## Entries
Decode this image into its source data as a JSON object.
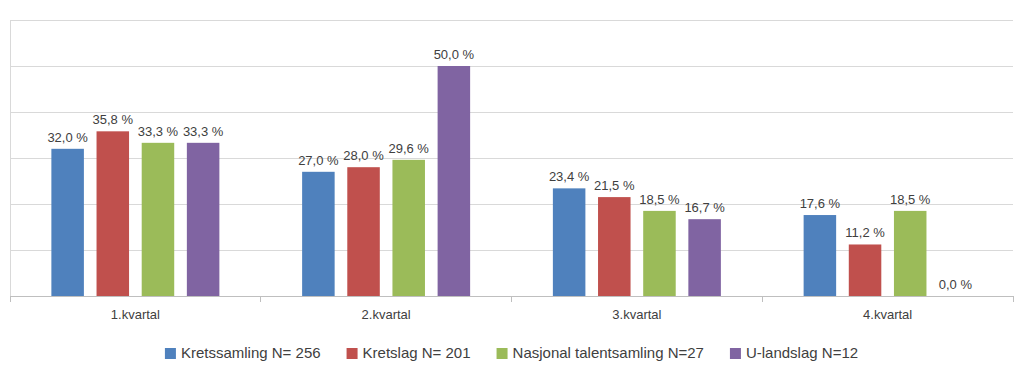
{
  "chart_data": {
    "type": "bar",
    "categories": [
      "1.kvartal",
      "2.kvartal",
      "3.kvartal",
      "4.kvartal"
    ],
    "series": [
      {
        "name": "Kretssamling N= 256",
        "color": "#4f81bd",
        "values": [
          32.0,
          27.0,
          23.4,
          17.6
        ],
        "value_labels": [
          "32,0 %",
          "27,0 %",
          "23,4 %",
          "17,6 %"
        ]
      },
      {
        "name": "Kretslag N= 201",
        "color": "#c0504d",
        "values": [
          35.8,
          28.0,
          21.5,
          11.2
        ],
        "value_labels": [
          "35,8 %",
          "28,0 %",
          "21,5 %",
          "11,2 %"
        ]
      },
      {
        "name": "Nasjonal talentsamling N=27",
        "color": "#9bbb59",
        "values": [
          33.3,
          29.6,
          18.5,
          18.5
        ],
        "value_labels": [
          "33,3 %",
          "29,6 %",
          "18,5 %",
          "18,5 %"
        ]
      },
      {
        "name": "U-landslag N=12",
        "color": "#8064a2",
        "values": [
          33.3,
          50.0,
          16.7,
          0.0
        ],
        "value_labels": [
          "33,3 %",
          "50,0 %",
          "16,7 %",
          "0,0 %"
        ]
      }
    ],
    "ylim": [
      0,
      60
    ],
    "yticks": [
      0,
      10,
      20,
      30,
      40,
      50,
      60
    ],
    "grid": true,
    "legend": "bottom",
    "data_labels": true,
    "tick_labels": "x"
  }
}
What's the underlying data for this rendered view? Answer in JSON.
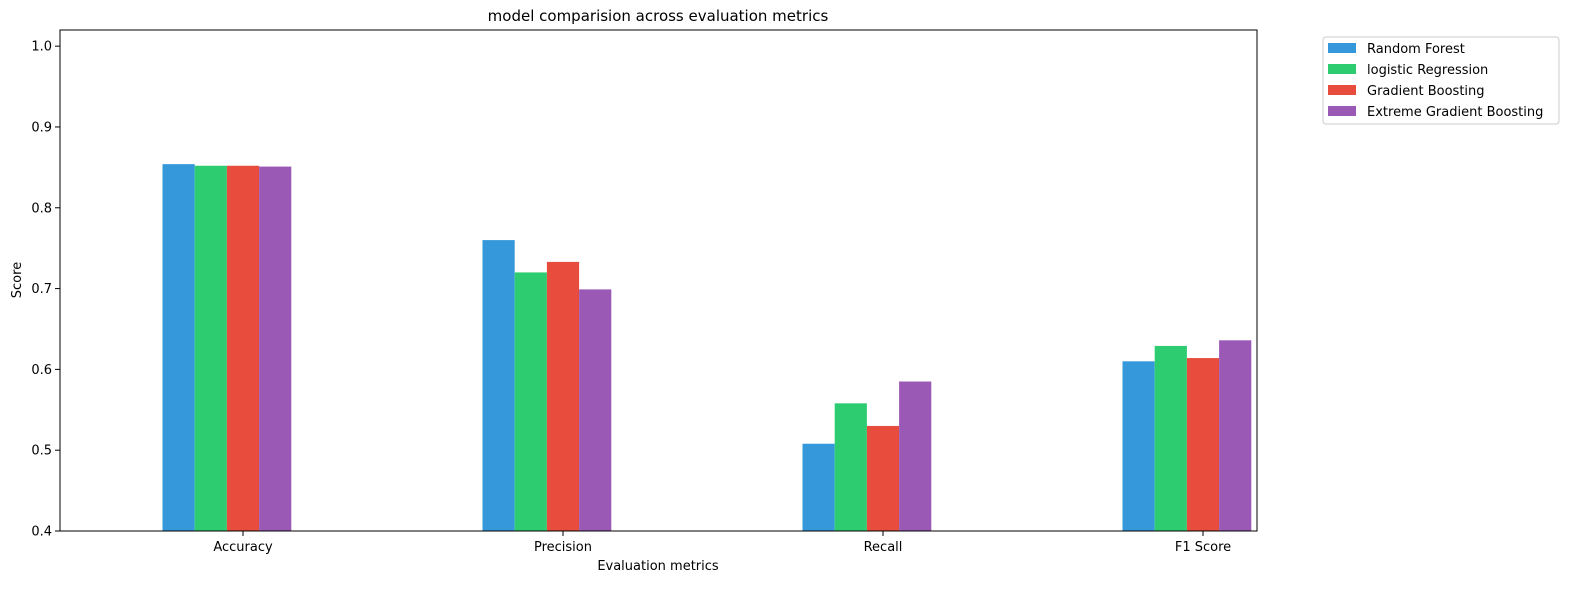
{
  "chart_data": {
    "type": "bar",
    "title": "model comparision across evaluation metrics",
    "xlabel": "Evaluation metrics",
    "ylabel": "Score",
    "categories": [
      "Accuracy",
      "Precision",
      "Recall",
      "F1 Score"
    ],
    "ylim": [
      0.4,
      1.02
    ],
    "yticks": [
      0.4,
      0.5,
      0.6,
      0.7,
      0.8,
      0.9,
      1.0
    ],
    "ytick_labels": [
      "0.4",
      "0.5",
      "0.6",
      "0.7",
      "0.8",
      "0.9",
      "1.0"
    ],
    "grid": false,
    "legend_position": "outside-top-right",
    "series": [
      {
        "name": "Random Forest",
        "color": "#3498db",
        "values": [
          0.854,
          0.76,
          0.508,
          0.61
        ]
      },
      {
        "name": "logistic Regression",
        "color": "#2ecc71",
        "values": [
          0.852,
          0.72,
          0.558,
          0.629
        ]
      },
      {
        "name": "Gradient Boosting",
        "color": "#e74c3c",
        "values": [
          0.852,
          0.733,
          0.53,
          0.614
        ]
      },
      {
        "name": "Extreme Gradient Boosting",
        "color": "#9b59b6",
        "values": [
          0.851,
          0.699,
          0.585,
          0.636
        ]
      }
    ]
  }
}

## To be done
Copy all lines from the entries that contain the word "Gradient".

## Result below
        "name": "Gradient Boosting",
        "name": "Extreme Gradient Boosting",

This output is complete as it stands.